*Aim of the task*
Select the lines of the records containing the word "Reichenhall" and list them.

*Provided information*
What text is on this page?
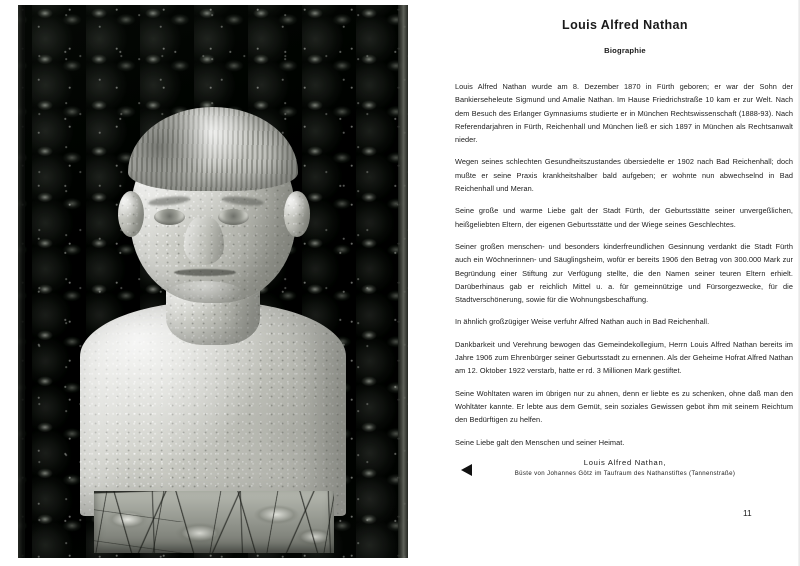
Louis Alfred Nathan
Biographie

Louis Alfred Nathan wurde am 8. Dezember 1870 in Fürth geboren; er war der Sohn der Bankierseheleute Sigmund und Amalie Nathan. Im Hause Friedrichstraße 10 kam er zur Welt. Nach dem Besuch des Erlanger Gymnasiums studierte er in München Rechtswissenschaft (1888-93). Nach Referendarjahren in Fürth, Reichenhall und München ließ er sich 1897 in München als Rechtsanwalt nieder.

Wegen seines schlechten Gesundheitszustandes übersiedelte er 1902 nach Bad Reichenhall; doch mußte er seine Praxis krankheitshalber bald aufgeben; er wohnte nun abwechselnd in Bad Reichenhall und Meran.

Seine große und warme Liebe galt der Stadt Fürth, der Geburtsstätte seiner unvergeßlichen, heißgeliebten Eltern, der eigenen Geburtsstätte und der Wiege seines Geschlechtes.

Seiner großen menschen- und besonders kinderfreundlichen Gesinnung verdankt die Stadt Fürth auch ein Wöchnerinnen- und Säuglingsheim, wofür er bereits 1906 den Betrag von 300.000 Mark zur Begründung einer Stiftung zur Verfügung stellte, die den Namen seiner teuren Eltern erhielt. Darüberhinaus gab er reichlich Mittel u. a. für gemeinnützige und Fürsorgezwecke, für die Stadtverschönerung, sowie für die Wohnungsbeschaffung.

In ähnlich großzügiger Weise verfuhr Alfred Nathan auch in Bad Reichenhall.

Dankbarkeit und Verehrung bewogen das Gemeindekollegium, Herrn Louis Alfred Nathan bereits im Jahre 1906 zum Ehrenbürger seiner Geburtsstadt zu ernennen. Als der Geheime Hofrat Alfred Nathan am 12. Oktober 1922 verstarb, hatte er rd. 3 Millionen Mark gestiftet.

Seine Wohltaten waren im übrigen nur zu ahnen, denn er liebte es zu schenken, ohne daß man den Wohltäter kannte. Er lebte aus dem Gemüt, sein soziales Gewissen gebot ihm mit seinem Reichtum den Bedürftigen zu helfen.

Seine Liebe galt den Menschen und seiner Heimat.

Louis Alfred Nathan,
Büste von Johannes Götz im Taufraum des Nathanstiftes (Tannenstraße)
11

*Answer in full*
Louis Alfred Nathan wurde am 8. Dezember 1870 in Fürth geboren; er war der Sohn der Bankierseheleute Sigmund und Amalie Nathan. Im Hause Friedrichstraße 10 kam er zur Welt. Nach dem Besuch des Erlanger Gymnasiums studierte er in München Rechtswissenschaft (1888-93). Nach Referendarjahren in Fürth, Reichenhall und München ließ er sich 1897 in München als Rechtsanwalt nieder.
Wegen seines schlechten Gesundheitszustandes übersiedelte er 1902 nach Bad Reichenhall; doch mußte er seine Praxis krankheitshalber bald aufgeben; er wohnte nun abwechselnd in Bad Reichenhall und Meran.
In ähnlich großzügiger Weise verfuhr Alfred Nathan auch in Bad Reichenhall.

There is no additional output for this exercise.